*** Record list
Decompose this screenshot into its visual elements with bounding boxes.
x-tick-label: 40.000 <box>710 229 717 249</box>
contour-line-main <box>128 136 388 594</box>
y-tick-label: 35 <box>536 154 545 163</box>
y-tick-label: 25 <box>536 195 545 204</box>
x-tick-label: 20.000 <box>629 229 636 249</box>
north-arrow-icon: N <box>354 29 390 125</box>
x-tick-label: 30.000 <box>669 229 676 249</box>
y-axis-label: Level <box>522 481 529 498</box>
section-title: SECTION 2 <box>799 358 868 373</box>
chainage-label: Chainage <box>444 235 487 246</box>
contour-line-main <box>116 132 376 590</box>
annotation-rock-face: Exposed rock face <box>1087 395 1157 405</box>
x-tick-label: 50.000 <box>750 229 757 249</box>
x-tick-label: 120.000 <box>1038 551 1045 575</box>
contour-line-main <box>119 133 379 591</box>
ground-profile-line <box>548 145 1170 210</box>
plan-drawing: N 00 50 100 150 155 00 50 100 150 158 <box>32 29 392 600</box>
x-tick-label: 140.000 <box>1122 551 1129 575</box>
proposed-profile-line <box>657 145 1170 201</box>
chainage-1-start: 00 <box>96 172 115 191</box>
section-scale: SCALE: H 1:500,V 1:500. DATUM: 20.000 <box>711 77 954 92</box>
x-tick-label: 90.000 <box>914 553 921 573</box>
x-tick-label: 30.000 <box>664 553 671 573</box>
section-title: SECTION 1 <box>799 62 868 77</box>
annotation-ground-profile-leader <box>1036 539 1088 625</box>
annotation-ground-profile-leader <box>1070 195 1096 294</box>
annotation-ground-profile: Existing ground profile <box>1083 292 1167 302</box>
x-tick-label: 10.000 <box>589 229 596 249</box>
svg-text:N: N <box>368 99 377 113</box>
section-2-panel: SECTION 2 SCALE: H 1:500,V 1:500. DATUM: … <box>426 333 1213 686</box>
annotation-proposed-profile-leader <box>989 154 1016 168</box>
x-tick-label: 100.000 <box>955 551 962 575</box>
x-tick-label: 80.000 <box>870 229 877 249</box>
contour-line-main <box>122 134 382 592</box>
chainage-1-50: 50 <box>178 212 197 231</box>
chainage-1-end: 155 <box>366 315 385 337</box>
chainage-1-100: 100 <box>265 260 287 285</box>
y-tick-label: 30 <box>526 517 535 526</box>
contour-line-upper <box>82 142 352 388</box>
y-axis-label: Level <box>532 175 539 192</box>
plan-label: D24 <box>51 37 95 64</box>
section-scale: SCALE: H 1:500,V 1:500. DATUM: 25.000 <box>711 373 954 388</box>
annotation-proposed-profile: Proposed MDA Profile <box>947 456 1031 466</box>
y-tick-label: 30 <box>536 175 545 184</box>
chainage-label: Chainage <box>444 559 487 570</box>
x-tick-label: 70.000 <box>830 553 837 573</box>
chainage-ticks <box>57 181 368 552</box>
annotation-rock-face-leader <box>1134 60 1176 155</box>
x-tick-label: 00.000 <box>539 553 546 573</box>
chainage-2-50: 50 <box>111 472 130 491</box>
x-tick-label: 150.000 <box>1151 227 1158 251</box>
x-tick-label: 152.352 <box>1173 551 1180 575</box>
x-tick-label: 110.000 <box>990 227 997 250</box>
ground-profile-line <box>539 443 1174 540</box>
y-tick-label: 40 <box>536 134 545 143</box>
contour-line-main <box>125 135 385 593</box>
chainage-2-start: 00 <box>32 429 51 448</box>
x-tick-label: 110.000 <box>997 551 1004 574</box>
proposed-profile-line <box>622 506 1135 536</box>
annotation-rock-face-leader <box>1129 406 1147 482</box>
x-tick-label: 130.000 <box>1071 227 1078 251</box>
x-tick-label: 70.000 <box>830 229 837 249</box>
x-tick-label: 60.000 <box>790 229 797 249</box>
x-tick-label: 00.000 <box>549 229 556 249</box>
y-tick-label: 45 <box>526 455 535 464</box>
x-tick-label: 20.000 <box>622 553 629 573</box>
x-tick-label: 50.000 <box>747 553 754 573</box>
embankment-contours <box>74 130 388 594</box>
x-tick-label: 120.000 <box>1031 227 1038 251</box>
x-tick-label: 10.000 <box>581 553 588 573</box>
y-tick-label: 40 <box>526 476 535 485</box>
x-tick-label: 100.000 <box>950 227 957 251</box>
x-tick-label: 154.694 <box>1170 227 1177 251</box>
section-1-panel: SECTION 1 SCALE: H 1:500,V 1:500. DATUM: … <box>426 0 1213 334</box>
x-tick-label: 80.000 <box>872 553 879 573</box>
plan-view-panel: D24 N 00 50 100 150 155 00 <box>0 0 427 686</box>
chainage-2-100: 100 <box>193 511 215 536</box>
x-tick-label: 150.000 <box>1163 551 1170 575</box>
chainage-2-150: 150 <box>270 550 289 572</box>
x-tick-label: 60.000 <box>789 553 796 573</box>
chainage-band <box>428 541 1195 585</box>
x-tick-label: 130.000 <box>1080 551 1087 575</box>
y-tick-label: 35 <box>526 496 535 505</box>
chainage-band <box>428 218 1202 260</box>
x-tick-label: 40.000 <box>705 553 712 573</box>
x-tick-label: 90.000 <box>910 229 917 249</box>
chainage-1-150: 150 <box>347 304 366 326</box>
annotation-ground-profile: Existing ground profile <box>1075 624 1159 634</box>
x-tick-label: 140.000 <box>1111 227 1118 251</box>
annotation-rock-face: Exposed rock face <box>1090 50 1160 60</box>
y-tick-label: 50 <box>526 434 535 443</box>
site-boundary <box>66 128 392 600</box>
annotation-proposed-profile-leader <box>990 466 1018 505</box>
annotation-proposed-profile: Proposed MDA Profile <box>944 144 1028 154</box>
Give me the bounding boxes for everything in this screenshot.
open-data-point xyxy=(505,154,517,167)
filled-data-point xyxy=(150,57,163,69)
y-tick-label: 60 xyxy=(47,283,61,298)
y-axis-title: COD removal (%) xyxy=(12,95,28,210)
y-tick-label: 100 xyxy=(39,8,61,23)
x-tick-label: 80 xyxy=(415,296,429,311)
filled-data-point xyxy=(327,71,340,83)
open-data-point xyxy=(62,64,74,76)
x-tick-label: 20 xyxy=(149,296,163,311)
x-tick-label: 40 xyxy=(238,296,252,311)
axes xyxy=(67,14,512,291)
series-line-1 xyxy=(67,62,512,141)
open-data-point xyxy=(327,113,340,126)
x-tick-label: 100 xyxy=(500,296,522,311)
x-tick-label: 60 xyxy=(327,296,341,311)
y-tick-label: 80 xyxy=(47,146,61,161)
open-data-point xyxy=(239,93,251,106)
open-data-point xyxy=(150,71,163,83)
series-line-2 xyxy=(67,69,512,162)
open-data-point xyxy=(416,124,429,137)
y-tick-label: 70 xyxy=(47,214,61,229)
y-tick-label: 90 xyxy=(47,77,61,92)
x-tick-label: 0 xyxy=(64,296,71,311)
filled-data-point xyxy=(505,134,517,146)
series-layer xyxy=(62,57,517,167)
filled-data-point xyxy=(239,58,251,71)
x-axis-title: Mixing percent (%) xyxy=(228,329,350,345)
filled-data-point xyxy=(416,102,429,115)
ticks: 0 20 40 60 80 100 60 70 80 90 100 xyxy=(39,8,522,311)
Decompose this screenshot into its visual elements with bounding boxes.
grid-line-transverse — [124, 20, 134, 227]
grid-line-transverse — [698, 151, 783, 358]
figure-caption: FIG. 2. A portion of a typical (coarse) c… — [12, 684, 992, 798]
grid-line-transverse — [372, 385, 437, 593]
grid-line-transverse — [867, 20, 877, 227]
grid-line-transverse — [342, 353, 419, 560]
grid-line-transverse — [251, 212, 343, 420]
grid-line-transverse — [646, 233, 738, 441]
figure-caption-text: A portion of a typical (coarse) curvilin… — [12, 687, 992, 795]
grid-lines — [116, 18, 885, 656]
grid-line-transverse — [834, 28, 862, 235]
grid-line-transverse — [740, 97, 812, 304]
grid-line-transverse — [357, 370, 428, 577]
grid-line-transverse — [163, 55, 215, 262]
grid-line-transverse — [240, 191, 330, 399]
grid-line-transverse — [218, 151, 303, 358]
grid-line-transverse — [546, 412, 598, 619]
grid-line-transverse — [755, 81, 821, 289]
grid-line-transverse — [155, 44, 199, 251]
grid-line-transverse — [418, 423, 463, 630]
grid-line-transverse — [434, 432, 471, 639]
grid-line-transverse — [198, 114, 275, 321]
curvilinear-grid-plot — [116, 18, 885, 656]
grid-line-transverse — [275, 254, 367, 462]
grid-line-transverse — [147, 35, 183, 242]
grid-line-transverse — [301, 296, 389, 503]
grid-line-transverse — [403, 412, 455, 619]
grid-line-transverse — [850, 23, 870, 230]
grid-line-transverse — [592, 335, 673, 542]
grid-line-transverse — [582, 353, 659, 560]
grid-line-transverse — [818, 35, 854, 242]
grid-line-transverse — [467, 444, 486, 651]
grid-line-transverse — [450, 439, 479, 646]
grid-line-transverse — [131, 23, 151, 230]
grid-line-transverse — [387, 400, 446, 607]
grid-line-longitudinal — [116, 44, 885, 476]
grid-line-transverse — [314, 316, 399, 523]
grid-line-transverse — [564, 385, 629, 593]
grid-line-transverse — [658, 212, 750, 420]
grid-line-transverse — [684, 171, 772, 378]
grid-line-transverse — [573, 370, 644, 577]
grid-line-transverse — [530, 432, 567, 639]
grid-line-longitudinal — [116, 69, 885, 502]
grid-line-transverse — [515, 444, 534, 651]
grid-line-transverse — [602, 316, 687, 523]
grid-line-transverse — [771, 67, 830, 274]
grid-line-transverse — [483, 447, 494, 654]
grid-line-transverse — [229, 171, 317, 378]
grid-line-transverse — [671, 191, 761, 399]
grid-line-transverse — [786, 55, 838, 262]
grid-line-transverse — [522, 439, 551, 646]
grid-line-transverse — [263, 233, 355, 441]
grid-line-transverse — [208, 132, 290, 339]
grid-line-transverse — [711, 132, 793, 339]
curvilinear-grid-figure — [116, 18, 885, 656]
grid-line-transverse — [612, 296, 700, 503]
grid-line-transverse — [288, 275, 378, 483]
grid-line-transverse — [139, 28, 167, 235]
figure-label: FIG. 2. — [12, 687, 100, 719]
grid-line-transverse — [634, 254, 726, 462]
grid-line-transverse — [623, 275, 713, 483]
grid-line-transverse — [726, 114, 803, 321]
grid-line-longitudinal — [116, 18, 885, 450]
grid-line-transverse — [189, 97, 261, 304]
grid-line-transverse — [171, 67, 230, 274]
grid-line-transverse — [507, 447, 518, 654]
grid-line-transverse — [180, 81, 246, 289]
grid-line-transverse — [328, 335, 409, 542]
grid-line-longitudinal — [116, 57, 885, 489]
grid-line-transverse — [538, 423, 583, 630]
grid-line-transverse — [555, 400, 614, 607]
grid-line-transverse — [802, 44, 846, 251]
******
▶ _Task prompt_: Copy the lines of the listing verbatim, starting at the beginning of the listing and ending with the line containing "ground-profile-line <box>548 145".

▶ _Result of the exercise_:
Decompose this screenshot into its visual elements with bounding boxes.
x-tick-label: 40.000 <box>710 229 717 249</box>
contour-line-main <box>128 136 388 594</box>
y-tick-label: 35 <box>536 154 545 163</box>
y-tick-label: 25 <box>536 195 545 204</box>
x-tick-label: 20.000 <box>629 229 636 249</box>
north-arrow-icon: N <box>354 29 390 125</box>
x-tick-label: 30.000 <box>669 229 676 249</box>
y-axis-label: Level <box>522 481 529 498</box>
section-title: SECTION 2 <box>799 358 868 373</box>
chainage-label: Chainage <box>444 235 487 246</box>
contour-line-main <box>116 132 376 590</box>
annotation-rock-face: Exposed rock face <box>1087 395 1157 405</box>
x-tick-label: 50.000 <box>750 229 757 249</box>
x-tick-label: 120.000 <box>1038 551 1045 575</box>
contour-line-main <box>119 133 379 591</box>
ground-profile-line <box>548 145 1170 210</box>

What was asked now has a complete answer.